▶ **SET TASK**:
Report each line of the data that includes the word "https".

▶ **RECORDS SHOWN**:

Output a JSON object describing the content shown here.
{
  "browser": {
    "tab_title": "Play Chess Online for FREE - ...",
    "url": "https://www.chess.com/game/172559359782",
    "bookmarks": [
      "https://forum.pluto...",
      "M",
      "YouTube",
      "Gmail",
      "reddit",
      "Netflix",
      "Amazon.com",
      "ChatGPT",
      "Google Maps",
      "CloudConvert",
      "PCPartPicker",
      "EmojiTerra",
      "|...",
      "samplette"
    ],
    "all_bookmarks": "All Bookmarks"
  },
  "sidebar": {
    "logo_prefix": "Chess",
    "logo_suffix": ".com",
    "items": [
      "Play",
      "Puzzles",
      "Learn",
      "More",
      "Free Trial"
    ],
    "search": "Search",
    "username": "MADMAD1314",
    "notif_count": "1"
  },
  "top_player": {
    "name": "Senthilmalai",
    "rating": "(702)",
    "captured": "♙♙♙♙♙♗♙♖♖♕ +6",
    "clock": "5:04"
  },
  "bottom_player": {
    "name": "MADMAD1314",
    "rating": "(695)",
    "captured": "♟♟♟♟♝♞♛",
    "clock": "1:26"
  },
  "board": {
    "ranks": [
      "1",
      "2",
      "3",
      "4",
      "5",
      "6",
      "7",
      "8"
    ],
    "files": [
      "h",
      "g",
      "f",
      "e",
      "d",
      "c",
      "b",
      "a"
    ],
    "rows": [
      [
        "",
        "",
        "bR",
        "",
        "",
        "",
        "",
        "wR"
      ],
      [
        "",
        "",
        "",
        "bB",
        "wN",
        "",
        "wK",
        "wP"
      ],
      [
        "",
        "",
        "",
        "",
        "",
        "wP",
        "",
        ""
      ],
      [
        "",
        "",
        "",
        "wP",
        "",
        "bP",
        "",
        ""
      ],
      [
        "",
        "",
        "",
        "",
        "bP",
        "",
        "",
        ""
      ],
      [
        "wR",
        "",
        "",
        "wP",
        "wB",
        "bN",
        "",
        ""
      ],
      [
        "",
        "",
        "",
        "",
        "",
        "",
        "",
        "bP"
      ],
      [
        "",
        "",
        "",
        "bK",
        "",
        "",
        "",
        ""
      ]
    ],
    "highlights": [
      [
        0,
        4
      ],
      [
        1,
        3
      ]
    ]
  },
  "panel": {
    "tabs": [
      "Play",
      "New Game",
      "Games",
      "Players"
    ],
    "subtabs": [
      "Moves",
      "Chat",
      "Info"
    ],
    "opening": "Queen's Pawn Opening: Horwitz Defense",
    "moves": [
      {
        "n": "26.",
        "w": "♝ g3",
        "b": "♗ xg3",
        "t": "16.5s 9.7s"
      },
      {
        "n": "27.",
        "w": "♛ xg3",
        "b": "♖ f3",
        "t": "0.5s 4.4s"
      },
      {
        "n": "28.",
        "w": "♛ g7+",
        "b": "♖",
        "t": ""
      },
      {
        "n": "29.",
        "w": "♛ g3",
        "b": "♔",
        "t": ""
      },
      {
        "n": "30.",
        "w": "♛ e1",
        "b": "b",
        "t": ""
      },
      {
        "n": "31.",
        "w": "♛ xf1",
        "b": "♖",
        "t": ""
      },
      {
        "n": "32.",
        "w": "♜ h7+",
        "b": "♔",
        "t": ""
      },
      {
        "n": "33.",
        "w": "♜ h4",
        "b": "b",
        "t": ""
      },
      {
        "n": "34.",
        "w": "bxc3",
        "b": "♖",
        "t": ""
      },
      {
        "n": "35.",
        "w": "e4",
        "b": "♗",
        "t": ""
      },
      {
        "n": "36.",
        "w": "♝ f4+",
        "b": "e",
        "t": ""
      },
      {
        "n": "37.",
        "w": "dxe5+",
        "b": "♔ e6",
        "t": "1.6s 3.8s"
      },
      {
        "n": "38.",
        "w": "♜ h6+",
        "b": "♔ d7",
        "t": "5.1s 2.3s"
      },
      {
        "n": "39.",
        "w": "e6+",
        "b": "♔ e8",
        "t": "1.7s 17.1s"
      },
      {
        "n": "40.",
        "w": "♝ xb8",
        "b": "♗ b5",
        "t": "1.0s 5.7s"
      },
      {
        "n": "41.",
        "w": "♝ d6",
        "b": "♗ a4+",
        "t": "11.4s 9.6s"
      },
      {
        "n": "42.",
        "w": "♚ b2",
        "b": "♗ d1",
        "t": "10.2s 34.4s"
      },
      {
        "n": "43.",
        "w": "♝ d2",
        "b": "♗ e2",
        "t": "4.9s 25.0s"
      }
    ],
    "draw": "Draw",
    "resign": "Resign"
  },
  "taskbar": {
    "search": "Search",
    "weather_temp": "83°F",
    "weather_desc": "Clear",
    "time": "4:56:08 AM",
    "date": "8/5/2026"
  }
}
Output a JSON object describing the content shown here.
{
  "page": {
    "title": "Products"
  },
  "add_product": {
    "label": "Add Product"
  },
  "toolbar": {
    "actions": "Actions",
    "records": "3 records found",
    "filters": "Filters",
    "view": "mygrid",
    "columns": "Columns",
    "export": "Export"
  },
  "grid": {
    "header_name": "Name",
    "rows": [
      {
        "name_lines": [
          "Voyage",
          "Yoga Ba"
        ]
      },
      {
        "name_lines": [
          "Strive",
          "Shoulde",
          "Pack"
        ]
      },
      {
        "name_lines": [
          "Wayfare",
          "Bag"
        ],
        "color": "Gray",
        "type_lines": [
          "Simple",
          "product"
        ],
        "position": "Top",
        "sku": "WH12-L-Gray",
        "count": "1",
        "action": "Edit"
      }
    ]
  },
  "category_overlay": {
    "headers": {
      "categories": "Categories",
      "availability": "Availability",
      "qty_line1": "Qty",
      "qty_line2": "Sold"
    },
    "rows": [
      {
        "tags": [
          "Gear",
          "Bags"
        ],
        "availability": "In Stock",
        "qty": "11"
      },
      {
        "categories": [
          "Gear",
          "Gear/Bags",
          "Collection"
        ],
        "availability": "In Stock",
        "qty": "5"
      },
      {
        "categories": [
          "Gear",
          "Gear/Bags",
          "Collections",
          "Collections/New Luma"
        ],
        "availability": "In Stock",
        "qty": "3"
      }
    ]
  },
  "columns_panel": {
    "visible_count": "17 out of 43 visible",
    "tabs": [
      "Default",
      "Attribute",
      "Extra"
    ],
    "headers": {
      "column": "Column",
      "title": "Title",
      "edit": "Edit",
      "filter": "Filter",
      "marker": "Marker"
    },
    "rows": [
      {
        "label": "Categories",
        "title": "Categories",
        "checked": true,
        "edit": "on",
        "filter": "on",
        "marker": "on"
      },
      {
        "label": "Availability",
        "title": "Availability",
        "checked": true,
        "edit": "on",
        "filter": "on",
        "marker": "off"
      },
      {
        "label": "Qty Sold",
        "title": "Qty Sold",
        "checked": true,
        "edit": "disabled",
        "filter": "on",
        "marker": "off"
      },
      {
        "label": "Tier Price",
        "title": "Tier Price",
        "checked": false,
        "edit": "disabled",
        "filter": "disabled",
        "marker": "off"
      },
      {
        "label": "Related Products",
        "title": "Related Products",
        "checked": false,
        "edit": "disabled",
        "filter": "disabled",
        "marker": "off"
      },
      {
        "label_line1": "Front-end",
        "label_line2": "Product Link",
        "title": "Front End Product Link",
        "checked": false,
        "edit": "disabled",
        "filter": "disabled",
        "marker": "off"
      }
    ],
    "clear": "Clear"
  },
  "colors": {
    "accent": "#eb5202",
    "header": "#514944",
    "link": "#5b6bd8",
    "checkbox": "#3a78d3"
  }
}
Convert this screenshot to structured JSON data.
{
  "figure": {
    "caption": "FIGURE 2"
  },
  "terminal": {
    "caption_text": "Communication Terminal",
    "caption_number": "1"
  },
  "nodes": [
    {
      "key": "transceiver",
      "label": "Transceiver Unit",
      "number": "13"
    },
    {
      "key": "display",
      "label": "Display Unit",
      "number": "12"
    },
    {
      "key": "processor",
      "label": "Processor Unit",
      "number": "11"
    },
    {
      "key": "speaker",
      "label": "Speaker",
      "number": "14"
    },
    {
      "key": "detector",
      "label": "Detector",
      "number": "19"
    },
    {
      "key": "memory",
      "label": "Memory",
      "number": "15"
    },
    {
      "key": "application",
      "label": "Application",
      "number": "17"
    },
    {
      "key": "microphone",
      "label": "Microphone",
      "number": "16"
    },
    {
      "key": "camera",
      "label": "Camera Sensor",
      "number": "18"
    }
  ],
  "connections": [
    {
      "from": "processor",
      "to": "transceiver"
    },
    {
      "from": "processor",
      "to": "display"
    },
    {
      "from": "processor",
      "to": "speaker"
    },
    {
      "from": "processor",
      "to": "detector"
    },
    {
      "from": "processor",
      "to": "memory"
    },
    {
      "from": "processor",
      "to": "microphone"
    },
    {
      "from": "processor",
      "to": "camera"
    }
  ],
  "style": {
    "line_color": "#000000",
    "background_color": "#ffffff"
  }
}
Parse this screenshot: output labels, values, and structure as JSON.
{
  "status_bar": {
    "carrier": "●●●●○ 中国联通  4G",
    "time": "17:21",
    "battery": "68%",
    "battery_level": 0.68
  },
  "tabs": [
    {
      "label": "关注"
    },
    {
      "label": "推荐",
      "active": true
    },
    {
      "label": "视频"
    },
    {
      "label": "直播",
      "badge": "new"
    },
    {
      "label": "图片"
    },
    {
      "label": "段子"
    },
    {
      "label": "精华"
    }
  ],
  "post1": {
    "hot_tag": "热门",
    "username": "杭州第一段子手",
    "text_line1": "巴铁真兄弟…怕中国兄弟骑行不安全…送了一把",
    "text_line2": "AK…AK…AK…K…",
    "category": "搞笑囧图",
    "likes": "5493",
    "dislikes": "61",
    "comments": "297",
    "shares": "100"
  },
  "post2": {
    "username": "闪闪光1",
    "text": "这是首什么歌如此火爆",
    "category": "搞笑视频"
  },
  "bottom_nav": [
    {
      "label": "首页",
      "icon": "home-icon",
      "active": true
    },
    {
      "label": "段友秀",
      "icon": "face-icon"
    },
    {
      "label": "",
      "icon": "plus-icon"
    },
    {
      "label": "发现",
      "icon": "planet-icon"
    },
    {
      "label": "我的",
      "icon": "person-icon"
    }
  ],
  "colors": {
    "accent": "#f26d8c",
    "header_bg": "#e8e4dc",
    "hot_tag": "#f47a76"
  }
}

▶ **FINAL RESULT**:
    "url": "https://www.chess.com/game/172559359782",
      "https://forum.pluto...",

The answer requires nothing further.